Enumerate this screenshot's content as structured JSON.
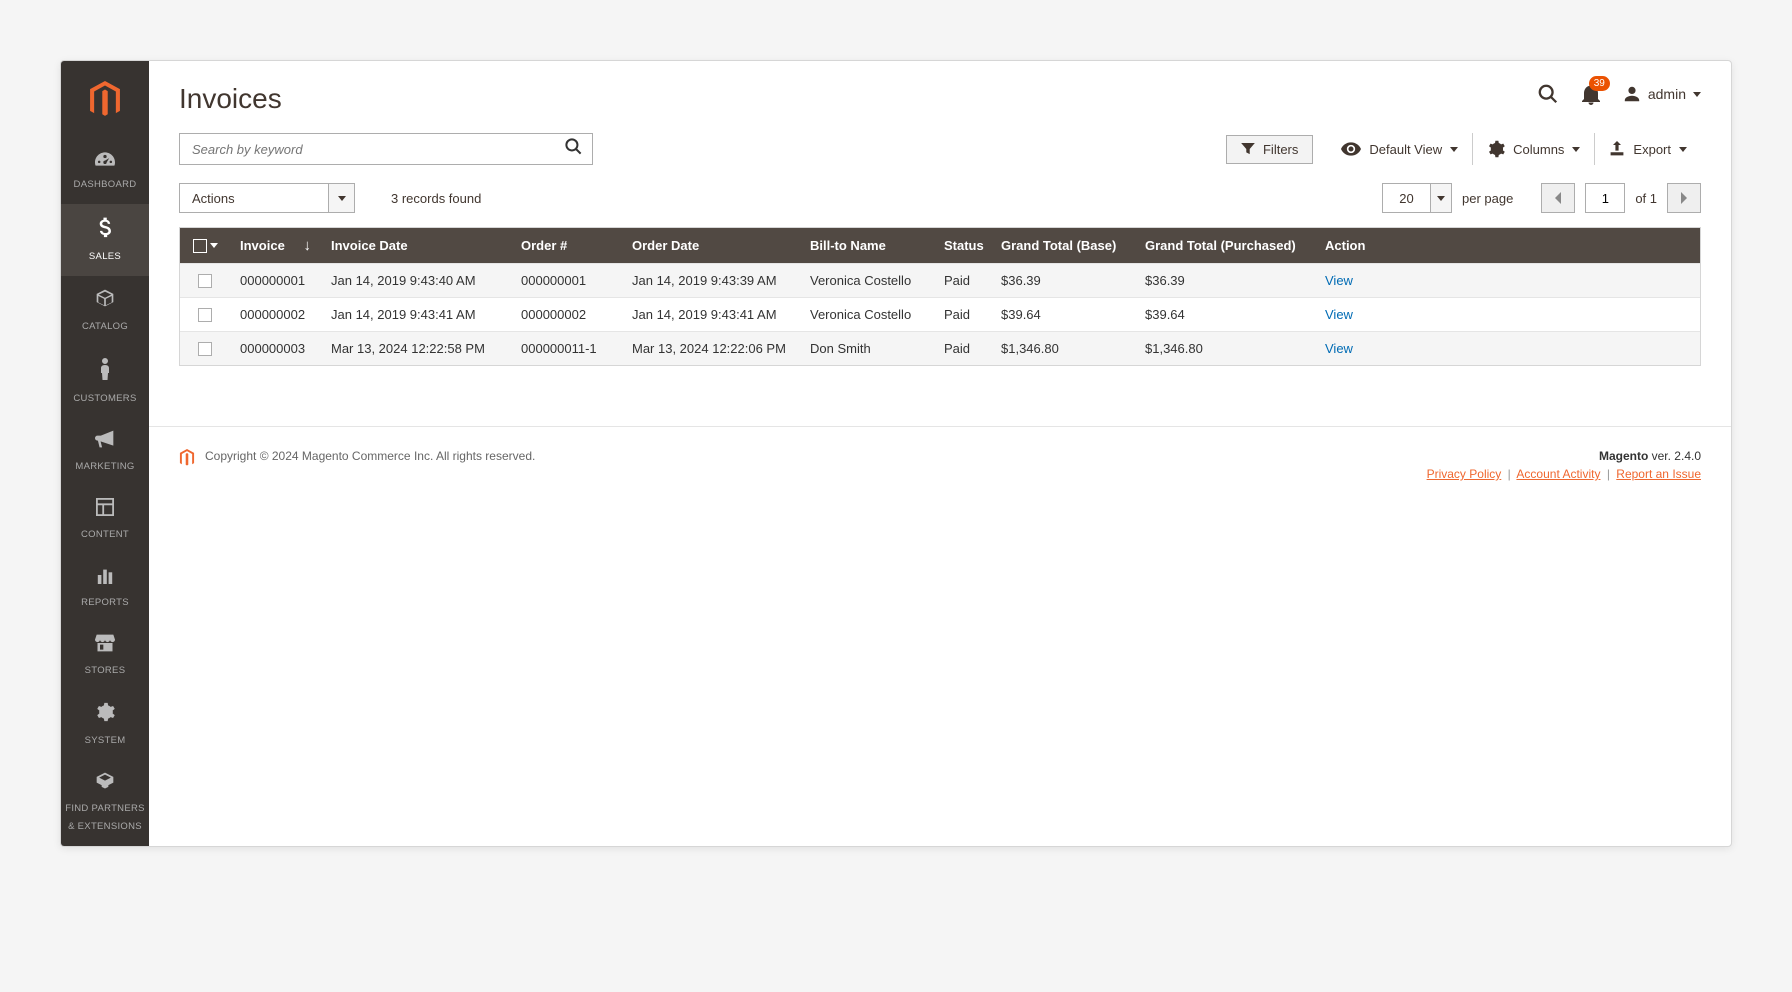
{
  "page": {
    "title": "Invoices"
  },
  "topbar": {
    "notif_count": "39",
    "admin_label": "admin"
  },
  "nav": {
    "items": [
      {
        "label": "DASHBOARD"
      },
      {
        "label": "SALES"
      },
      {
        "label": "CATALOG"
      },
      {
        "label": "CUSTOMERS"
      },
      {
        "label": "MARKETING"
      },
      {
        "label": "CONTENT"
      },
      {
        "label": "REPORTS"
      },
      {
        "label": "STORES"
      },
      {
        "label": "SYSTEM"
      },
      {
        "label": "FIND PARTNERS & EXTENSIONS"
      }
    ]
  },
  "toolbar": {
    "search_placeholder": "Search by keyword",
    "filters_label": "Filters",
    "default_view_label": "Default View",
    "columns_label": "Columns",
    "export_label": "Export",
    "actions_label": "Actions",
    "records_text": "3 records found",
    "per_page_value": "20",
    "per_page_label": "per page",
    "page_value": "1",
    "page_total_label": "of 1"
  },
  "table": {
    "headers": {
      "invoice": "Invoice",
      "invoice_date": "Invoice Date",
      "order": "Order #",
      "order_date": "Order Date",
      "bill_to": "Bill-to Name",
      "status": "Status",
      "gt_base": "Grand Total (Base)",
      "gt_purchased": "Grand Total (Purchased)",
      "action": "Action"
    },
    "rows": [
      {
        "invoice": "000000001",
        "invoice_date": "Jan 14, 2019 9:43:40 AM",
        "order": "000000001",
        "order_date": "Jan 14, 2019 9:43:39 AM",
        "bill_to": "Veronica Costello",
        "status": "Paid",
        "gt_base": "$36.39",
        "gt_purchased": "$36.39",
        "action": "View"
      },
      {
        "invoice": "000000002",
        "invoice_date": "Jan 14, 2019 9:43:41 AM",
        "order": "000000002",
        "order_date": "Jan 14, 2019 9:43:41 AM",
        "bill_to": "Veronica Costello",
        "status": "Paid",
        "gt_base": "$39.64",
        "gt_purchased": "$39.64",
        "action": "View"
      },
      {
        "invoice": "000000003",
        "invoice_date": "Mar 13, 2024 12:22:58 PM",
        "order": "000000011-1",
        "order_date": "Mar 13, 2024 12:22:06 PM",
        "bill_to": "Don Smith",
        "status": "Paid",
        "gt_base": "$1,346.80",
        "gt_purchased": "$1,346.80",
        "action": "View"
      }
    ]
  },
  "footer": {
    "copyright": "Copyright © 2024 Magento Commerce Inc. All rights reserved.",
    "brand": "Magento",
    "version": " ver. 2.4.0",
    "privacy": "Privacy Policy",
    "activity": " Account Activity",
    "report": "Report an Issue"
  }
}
☆ ☆ ☆ ☆ ☆ ☆ ☆
**Task goal:** All the material shown above is to be copied exactly, with no pictures carried over.

**Response to this task:**
Enumerate this screenshot's content as structured JSON.
{
  "page": {
    "title": "Invoices"
  },
  "topbar": {
    "notif_count": "39",
    "admin_label": "admin"
  },
  "nav": {
    "items": [
      {
        "label": "DASHBOARD"
      },
      {
        "label": "SALES"
      },
      {
        "label": "CATALOG"
      },
      {
        "label": "CUSTOMERS"
      },
      {
        "label": "MARKETING"
      },
      {
        "label": "CONTENT"
      },
      {
        "label": "REPORTS"
      },
      {
        "label": "STORES"
      },
      {
        "label": "SYSTEM"
      },
      {
        "label": "FIND PARTNERS & EXTENSIONS"
      }
    ]
  },
  "toolbar": {
    "search_placeholder": "Search by keyword",
    "filters_label": "Filters",
    "default_view_label": "Default View",
    "columns_label": "Columns",
    "export_label": "Export",
    "actions_label": "Actions",
    "records_text": "3 records found",
    "per_page_value": "20",
    "per_page_label": "per page",
    "page_value": "1",
    "page_total_label": "of 1"
  },
  "table": {
    "headers": {
      "invoice": "Invoice",
      "invoice_date": "Invoice Date",
      "order": "Order #",
      "order_date": "Order Date",
      "bill_to": "Bill-to Name",
      "status": "Status",
      "gt_base": "Grand Total (Base)",
      "gt_purchased": "Grand Total (Purchased)",
      "action": "Action"
    },
    "rows": [
      {
        "invoice": "000000001",
        "invoice_date": "Jan 14, 2019 9:43:40 AM",
        "order": "000000001",
        "order_date": "Jan 14, 2019 9:43:39 AM",
        "bill_to": "Veronica Costello",
        "status": "Paid",
        "gt_base": "$36.39",
        "gt_purchased": "$36.39",
        "action": "View"
      },
      {
        "invoice": "000000002",
        "invoice_date": "Jan 14, 2019 9:43:41 AM",
        "order": "000000002",
        "order_date": "Jan 14, 2019 9:43:41 AM",
        "bill_to": "Veronica Costello",
        "status": "Paid",
        "gt_base": "$39.64",
        "gt_purchased": "$39.64",
        "action": "View"
      },
      {
        "invoice": "000000003",
        "invoice_date": "Mar 13, 2024 12:22:58 PM",
        "order": "000000011-1",
        "order_date": "Mar 13, 2024 12:22:06 PM",
        "bill_to": "Don Smith",
        "status": "Paid",
        "gt_base": "$1,346.80",
        "gt_purchased": "$1,346.80",
        "action": "View"
      }
    ]
  },
  "footer": {
    "copyright": "Copyright © 2024 Magento Commerce Inc. All rights reserved.",
    "brand": "Magento",
    "version": " ver. 2.4.0",
    "privacy": "Privacy Policy",
    "activity": " Account Activity",
    "report": "Report an Issue"
  }
}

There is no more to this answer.